_WORK INSTRUCTIONS:_ State the number of lines below in which the word "Select" appears. Nothing else belongs in the answer.

_INPUT:_
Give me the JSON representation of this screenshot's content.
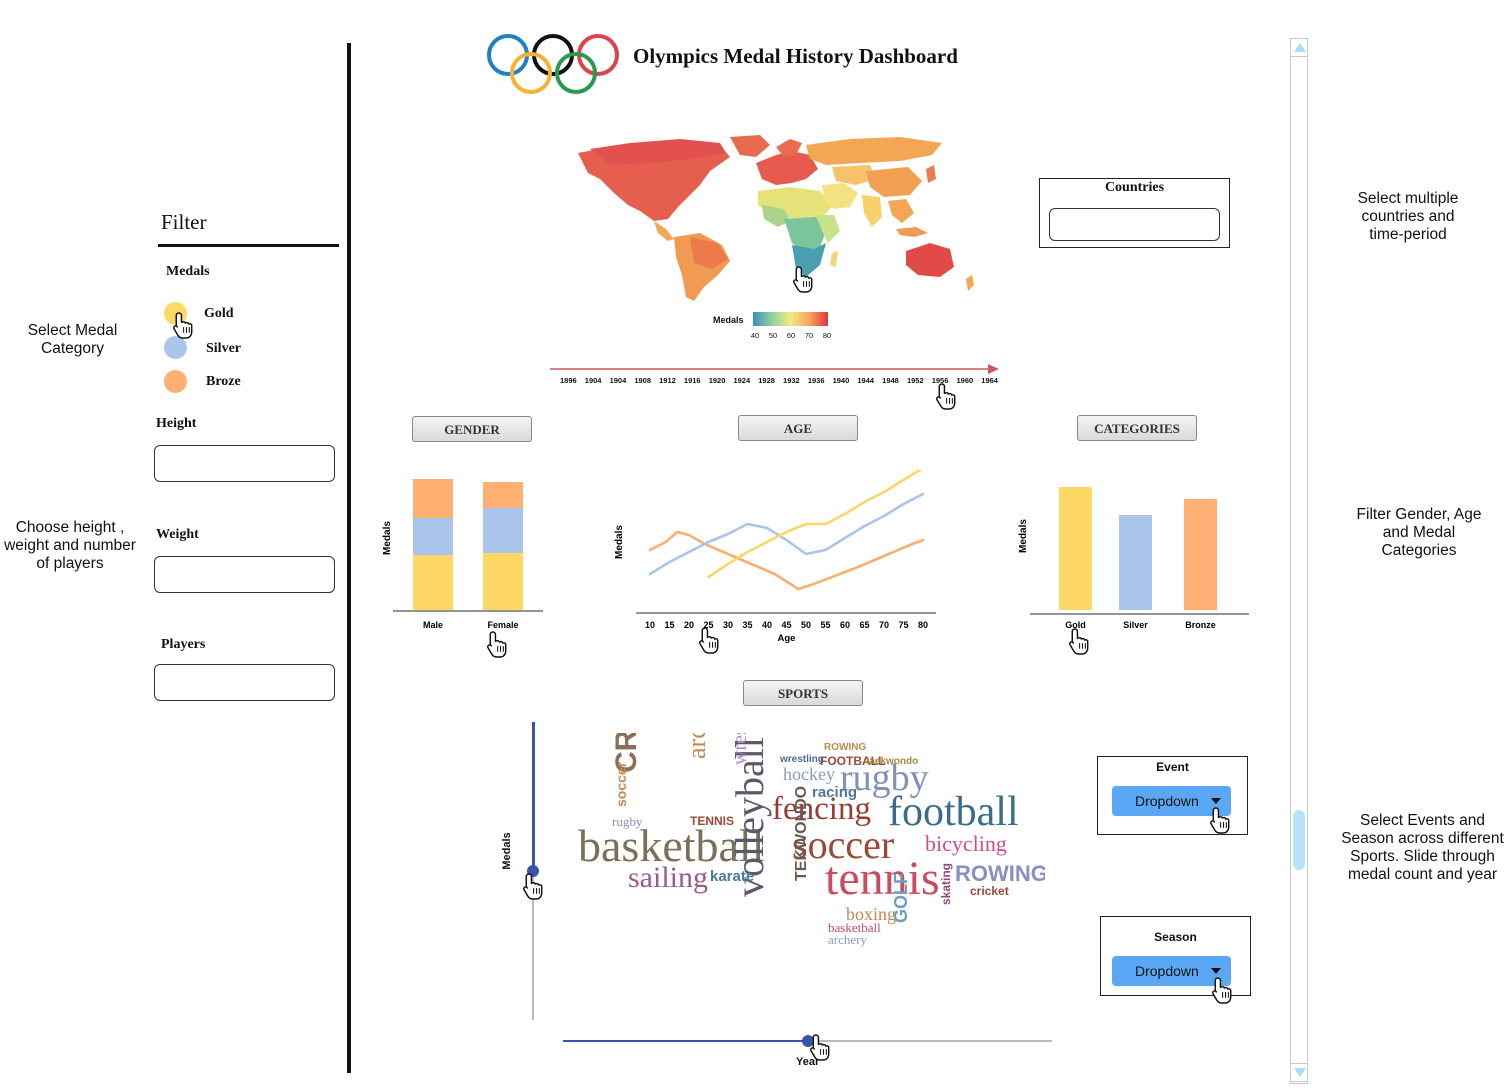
{
  "header": {
    "title": "Olympics Medal History Dashboard",
    "ring_colors": [
      "#1f80c4",
      "#f2b232",
      "#111111",
      "#2a9a4a",
      "#e0414e"
    ]
  },
  "annotations": {
    "medal_category": "Select Medal Category",
    "height_weight_players": "Choose height , weight and number of players",
    "countries_period": "Select multiple countries and time-period",
    "gender_age_categories": "Filter Gender, Age and Medal Categories",
    "events_season": "Select Events and Season across different Sports. Slide through medal count and year"
  },
  "filter": {
    "title": "Filter",
    "medals_label": "Medals",
    "medals": [
      {
        "label": "Gold",
        "color": "#fdd865"
      },
      {
        "label": "Silver",
        "color": "#a9c5ec"
      },
      {
        "label": "Broze",
        "color": "#fdb071"
      }
    ],
    "height_label": "Height",
    "weight_label": "Weight",
    "players_label": "Players",
    "height_value": "",
    "weight_value": "",
    "players_value": ""
  },
  "map": {
    "legend_title": "Medals",
    "legend_ticks": [
      "40",
      "50",
      "60",
      "70",
      "80"
    ],
    "years": [
      "1896",
      "1904",
      "1904",
      "1908",
      "1912",
      "1916",
      "1920",
      "1924",
      "1928",
      "1932",
      "1936",
      "1940",
      "1944",
      "1948",
      "1952",
      "1956",
      "1960",
      "1964"
    ]
  },
  "countries": {
    "label": "Countries",
    "value": ""
  },
  "sections": {
    "gender": "GENDER",
    "age": "AGE",
    "categories": "CATEGORIES",
    "sports": "SPORTS"
  },
  "chart_data": [
    {
      "type": "bar",
      "stacked": true,
      "ylabel": "Medals",
      "categories": [
        "Male",
        "Female"
      ],
      "series": [
        {
          "color": "#fdd865",
          "values": [
            55,
            57
          ]
        },
        {
          "color": "#a9c5ec",
          "values": [
            37,
            45
          ]
        },
        {
          "color": "#fdb071",
          "values": [
            39,
            26
          ]
        }
      ]
    },
    {
      "type": "line",
      "xlabel": "Age",
      "ylabel": "Medals",
      "x_ticks": [
        "10",
        "15",
        "20",
        "25",
        "30",
        "35",
        "40",
        "45",
        "50",
        "55",
        "60",
        "65",
        "70",
        "75",
        "80"
      ],
      "series": [
        {
          "color": "#f8b06e",
          "x": [
            10,
            14,
            17,
            20,
            24,
            30,
            36,
            42,
            48,
            52,
            58,
            64,
            70,
            76,
            80
          ],
          "y": [
            62,
            70,
            80,
            77,
            68,
            58,
            48,
            38,
            23,
            28,
            37,
            46,
            56,
            66,
            72
          ]
        },
        {
          "color": "#a9c4ea",
          "x": [
            10,
            15,
            20,
            25,
            30,
            35,
            40,
            45,
            50,
            55,
            60,
            65,
            70,
            75,
            80
          ],
          "y": [
            38,
            50,
            60,
            70,
            78,
            88,
            84,
            72,
            58,
            62,
            74,
            86,
            96,
            108,
            118
          ]
        },
        {
          "color": "#fcd767",
          "x": [
            25,
            30,
            35,
            40,
            45,
            50,
            55,
            60,
            65,
            70,
            75,
            80
          ],
          "y": [
            35,
            48,
            60,
            70,
            80,
            88,
            88,
            98,
            110,
            120,
            132,
            144
          ]
        }
      ]
    },
    {
      "type": "bar",
      "ylabel": "Medals",
      "categories": [
        "Gold",
        "Silver",
        "Bronze"
      ],
      "colors": [
        "#fdd865",
        "#a9c5ec",
        "#fdb071"
      ],
      "values": [
        123,
        95,
        111
      ]
    }
  ],
  "sports_cloud": {
    "words": [
      {
        "text": "basketball",
        "color": "#7a7058"
      },
      {
        "text": "soccer",
        "color": "#9b4a38"
      },
      {
        "text": "tennis",
        "color": "#c94d62"
      },
      {
        "text": "football",
        "color": "#3a6d8c"
      },
      {
        "text": "fencing",
        "color": "#9b3a2d"
      },
      {
        "text": "rugby",
        "color": "#8090b8"
      },
      {
        "text": "CRICKET",
        "color": "#8a6e55"
      },
      {
        "text": "archery",
        "color": "#c08a50"
      },
      {
        "text": "sailing",
        "color": "#9a5a8a"
      },
      {
        "text": "volleyball",
        "color": "#5a5a6a"
      },
      {
        "text": "bicycling",
        "color": "#d04d8a"
      },
      {
        "text": "ROWING",
        "color": "#8a8ec0"
      },
      {
        "text": "boxing",
        "color": "#c08a50"
      },
      {
        "text": "wrestling",
        "color": "#a98ac8"
      },
      {
        "text": "hockey",
        "color": "#8a9ab8"
      },
      {
        "text": "karate",
        "color": "#4a7aa0"
      },
      {
        "text": "racing",
        "color": "#4a7a9a"
      },
      {
        "text": "TEKWONDO",
        "color": "#6a5a50"
      },
      {
        "text": "GOLF",
        "color": "#6aa0c0"
      },
      {
        "text": "basketball",
        "color": "#c04a6a"
      },
      {
        "text": "archery",
        "color": "#8a9ac8"
      },
      {
        "text": "cricket",
        "color": "#9a4a3a"
      },
      {
        "text": "FOOTBALL",
        "color": "#9a4a3a"
      },
      {
        "text": "taekwondo",
        "color": "#a08a40"
      },
      {
        "text": "ROWING",
        "color": "#c08a50"
      },
      {
        "text": "TENNIS",
        "color": "#9a4a3a"
      },
      {
        "text": "rugby",
        "color": "#8a8ac0"
      },
      {
        "text": "soccer",
        "color": "#c08a50"
      },
      {
        "text": "wrestling",
        "color": "#4a6a9a"
      },
      {
        "text": "skating",
        "color": "#8a4a7a"
      }
    ]
  },
  "sliders": {
    "vertical_label": "Medals",
    "vertical_value": 0.5,
    "horizontal_label": "Year",
    "horizontal_value": 0.5
  },
  "event": {
    "label": "Event",
    "dropdown": "Dropdown"
  },
  "season": {
    "label": "Season",
    "dropdown": "Dropdown"
  },
  "scrollbar": {
    "position": 0.17
  }
}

_SOLUTION FOR THIS EXERCISE:_ 3